-------- EXCERPTED DATA
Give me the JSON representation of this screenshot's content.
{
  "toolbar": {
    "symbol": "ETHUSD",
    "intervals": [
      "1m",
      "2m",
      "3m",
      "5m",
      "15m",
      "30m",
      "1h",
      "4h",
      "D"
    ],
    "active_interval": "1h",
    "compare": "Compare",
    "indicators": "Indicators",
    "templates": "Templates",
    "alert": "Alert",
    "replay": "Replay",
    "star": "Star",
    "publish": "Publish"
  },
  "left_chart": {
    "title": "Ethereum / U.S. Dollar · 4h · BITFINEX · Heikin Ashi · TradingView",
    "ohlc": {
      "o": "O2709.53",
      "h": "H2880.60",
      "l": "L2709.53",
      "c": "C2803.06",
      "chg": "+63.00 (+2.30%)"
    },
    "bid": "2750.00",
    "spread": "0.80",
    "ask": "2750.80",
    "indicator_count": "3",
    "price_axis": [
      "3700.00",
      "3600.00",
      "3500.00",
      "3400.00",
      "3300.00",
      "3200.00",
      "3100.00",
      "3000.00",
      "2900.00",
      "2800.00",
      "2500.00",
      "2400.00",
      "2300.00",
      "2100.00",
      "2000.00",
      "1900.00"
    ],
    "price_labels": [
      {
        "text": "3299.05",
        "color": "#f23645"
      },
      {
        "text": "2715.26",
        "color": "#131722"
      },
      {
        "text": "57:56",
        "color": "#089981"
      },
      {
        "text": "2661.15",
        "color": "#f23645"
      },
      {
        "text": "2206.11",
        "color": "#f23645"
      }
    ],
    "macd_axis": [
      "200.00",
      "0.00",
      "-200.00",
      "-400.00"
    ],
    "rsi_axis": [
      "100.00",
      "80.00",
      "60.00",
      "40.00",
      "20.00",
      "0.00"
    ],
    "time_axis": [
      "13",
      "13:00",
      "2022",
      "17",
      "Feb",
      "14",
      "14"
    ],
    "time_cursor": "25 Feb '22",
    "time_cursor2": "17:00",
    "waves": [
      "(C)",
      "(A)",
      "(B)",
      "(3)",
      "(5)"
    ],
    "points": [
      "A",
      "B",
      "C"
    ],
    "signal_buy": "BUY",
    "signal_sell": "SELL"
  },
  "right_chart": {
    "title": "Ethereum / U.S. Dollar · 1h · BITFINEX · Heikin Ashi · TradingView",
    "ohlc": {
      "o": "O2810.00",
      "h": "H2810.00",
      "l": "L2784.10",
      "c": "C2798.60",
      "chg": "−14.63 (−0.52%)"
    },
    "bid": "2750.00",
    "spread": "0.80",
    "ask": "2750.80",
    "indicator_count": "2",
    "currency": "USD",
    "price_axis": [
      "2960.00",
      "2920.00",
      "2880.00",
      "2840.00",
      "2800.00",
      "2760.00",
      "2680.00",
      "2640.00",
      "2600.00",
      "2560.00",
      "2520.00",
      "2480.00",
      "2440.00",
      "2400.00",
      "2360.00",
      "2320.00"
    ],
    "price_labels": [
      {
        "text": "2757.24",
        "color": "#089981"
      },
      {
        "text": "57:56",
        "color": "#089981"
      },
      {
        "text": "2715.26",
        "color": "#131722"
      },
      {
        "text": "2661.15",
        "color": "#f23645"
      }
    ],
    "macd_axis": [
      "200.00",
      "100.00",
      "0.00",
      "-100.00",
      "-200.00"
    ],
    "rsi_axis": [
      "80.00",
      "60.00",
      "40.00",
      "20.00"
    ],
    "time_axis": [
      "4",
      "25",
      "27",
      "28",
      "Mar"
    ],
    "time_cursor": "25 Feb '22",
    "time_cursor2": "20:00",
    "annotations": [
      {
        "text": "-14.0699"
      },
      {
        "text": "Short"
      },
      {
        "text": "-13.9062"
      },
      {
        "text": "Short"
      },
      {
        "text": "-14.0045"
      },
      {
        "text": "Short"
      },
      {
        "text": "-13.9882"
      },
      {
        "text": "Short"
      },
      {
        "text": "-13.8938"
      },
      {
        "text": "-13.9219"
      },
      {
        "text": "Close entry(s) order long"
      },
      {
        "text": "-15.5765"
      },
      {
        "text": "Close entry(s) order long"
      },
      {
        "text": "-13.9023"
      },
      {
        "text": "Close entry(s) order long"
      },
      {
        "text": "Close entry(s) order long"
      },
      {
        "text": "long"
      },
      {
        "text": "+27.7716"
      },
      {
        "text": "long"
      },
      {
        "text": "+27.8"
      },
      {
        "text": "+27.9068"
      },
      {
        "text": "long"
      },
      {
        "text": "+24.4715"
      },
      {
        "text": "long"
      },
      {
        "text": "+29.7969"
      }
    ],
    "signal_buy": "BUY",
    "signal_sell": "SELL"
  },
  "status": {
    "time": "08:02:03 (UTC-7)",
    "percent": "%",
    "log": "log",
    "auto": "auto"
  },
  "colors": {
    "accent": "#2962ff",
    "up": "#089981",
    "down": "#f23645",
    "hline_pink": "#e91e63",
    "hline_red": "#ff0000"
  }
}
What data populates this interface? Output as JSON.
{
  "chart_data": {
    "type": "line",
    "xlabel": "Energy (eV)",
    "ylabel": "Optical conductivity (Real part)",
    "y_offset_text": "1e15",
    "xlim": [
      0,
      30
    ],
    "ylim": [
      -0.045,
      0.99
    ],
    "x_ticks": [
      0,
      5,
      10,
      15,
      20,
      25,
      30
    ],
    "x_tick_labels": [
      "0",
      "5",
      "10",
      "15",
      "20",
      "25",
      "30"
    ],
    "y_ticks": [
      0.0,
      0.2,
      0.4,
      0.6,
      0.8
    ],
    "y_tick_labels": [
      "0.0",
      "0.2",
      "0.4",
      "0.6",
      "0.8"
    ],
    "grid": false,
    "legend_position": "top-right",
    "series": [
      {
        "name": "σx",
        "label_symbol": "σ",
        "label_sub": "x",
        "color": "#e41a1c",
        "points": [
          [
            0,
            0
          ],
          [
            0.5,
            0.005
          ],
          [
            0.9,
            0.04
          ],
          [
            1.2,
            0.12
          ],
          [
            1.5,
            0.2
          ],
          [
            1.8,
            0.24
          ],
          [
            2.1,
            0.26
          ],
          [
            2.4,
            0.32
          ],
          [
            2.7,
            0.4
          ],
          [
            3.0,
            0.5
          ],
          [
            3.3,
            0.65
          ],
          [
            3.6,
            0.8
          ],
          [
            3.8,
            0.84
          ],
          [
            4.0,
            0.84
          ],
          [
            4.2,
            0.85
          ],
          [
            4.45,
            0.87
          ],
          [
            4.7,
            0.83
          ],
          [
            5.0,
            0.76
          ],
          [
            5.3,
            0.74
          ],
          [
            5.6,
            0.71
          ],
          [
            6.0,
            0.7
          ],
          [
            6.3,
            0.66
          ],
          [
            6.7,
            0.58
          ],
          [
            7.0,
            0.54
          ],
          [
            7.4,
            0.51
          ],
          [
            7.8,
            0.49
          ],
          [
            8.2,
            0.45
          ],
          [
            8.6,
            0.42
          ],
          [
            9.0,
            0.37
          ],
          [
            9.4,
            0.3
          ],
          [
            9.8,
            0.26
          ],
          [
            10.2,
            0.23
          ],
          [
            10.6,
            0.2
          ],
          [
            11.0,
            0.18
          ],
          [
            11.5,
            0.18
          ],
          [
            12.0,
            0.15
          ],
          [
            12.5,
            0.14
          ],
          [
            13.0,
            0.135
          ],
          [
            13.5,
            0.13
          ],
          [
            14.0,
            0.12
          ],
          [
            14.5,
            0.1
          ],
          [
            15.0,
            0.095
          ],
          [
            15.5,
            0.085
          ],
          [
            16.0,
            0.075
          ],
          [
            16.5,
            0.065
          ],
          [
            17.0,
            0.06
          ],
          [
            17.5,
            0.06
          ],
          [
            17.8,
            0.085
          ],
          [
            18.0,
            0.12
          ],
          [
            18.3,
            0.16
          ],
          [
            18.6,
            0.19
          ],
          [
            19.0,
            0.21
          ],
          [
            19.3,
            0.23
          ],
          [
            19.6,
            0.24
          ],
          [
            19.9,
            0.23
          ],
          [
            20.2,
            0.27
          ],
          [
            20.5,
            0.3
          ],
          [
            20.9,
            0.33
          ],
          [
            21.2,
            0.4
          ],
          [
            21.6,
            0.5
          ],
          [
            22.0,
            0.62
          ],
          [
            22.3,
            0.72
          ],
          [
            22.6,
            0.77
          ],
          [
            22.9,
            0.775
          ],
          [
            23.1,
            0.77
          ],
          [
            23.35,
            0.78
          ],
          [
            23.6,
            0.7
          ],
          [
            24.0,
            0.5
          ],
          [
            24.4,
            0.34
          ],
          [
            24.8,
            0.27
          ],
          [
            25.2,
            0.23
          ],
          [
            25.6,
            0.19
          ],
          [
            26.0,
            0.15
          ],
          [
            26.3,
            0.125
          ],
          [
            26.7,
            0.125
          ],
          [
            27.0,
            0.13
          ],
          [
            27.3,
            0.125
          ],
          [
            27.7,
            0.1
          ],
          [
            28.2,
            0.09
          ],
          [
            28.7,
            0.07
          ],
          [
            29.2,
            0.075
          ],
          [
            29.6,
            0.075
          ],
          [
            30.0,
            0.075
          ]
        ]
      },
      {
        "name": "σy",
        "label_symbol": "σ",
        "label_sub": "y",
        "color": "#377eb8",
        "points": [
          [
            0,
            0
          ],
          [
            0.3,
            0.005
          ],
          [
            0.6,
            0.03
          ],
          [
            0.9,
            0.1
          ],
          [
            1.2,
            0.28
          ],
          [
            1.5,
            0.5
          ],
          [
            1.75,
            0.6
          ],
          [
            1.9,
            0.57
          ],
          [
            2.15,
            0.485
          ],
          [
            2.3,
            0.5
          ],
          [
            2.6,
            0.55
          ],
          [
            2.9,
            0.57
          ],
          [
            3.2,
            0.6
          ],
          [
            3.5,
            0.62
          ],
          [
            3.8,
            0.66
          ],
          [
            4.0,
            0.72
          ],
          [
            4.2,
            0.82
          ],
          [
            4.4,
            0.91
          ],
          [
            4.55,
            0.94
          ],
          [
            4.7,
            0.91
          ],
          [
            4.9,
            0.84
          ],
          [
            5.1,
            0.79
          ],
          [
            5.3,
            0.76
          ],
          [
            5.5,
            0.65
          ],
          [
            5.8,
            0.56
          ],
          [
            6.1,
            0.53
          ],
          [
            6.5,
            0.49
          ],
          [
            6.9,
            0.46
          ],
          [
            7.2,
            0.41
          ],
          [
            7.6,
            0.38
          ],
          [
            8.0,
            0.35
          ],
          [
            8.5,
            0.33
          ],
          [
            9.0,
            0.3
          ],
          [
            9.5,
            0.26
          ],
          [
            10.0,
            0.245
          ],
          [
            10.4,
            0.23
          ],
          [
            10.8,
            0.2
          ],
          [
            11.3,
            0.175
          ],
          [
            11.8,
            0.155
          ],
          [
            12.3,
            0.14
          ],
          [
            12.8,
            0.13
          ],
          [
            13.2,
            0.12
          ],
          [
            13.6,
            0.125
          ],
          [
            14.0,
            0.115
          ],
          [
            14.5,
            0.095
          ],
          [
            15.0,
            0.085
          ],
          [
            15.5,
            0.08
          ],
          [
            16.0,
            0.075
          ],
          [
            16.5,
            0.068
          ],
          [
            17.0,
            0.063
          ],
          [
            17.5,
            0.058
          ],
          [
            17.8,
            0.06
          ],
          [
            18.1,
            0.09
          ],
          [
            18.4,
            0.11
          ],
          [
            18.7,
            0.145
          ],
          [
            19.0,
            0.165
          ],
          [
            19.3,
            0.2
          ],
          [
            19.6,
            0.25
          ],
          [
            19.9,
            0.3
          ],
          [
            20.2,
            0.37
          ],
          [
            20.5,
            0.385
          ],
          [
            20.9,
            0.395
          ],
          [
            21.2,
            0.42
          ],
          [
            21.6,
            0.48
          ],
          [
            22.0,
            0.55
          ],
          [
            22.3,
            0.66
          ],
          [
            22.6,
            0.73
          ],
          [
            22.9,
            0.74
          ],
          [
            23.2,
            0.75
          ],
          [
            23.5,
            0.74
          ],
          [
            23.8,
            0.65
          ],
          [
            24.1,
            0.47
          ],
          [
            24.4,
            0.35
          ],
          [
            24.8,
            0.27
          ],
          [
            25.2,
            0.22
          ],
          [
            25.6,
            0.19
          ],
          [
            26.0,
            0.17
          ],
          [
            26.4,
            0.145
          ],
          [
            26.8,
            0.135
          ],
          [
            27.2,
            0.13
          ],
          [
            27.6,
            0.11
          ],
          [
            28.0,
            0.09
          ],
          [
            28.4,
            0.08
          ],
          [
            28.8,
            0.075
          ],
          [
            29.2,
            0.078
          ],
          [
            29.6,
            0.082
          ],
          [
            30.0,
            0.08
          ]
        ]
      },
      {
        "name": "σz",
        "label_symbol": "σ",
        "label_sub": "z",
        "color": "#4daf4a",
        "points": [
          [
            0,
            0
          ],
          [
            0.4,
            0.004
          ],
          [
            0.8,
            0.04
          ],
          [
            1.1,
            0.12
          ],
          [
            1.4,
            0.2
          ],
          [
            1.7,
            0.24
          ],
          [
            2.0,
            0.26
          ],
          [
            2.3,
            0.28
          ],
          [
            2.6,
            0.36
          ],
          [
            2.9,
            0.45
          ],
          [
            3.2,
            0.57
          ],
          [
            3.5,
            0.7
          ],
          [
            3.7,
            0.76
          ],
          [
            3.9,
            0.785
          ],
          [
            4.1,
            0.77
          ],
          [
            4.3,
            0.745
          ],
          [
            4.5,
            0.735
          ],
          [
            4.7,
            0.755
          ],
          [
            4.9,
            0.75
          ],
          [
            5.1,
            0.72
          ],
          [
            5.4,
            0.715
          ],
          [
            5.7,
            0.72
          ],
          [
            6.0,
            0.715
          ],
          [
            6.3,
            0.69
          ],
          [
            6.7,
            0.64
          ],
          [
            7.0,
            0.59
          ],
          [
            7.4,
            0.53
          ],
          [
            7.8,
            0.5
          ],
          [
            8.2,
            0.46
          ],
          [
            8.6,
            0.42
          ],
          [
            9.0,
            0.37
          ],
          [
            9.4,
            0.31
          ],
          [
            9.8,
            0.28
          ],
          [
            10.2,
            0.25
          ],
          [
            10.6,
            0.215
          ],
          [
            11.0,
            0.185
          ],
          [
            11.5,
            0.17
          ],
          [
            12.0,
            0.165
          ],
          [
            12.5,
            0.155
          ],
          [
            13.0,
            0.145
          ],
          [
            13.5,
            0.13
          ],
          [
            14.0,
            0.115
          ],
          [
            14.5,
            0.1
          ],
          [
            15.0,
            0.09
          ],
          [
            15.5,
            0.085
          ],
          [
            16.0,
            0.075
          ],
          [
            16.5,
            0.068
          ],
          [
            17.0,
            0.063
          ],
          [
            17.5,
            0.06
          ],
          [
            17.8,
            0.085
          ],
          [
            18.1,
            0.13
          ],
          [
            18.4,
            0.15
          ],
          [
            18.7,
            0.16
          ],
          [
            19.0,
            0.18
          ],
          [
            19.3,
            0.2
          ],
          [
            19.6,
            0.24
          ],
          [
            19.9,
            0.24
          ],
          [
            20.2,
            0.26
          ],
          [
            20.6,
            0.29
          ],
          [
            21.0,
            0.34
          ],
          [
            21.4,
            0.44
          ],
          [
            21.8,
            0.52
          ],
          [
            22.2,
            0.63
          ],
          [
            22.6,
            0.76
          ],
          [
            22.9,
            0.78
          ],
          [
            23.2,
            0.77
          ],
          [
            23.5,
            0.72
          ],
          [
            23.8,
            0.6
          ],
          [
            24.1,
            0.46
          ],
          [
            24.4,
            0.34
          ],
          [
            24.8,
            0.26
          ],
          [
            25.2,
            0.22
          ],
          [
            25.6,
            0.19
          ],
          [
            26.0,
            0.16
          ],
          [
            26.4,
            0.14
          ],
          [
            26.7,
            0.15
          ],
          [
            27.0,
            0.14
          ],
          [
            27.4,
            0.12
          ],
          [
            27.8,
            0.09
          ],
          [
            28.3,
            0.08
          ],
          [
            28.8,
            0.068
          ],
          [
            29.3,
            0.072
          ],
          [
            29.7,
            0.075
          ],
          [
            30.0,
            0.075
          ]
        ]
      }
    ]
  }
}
----------------
**EXERCISE REQUIREMENTS:** Going through the data above, count the lines where the string "JSON" appears, and answer with only that number.

**EXERCISE OUTPUT:** 2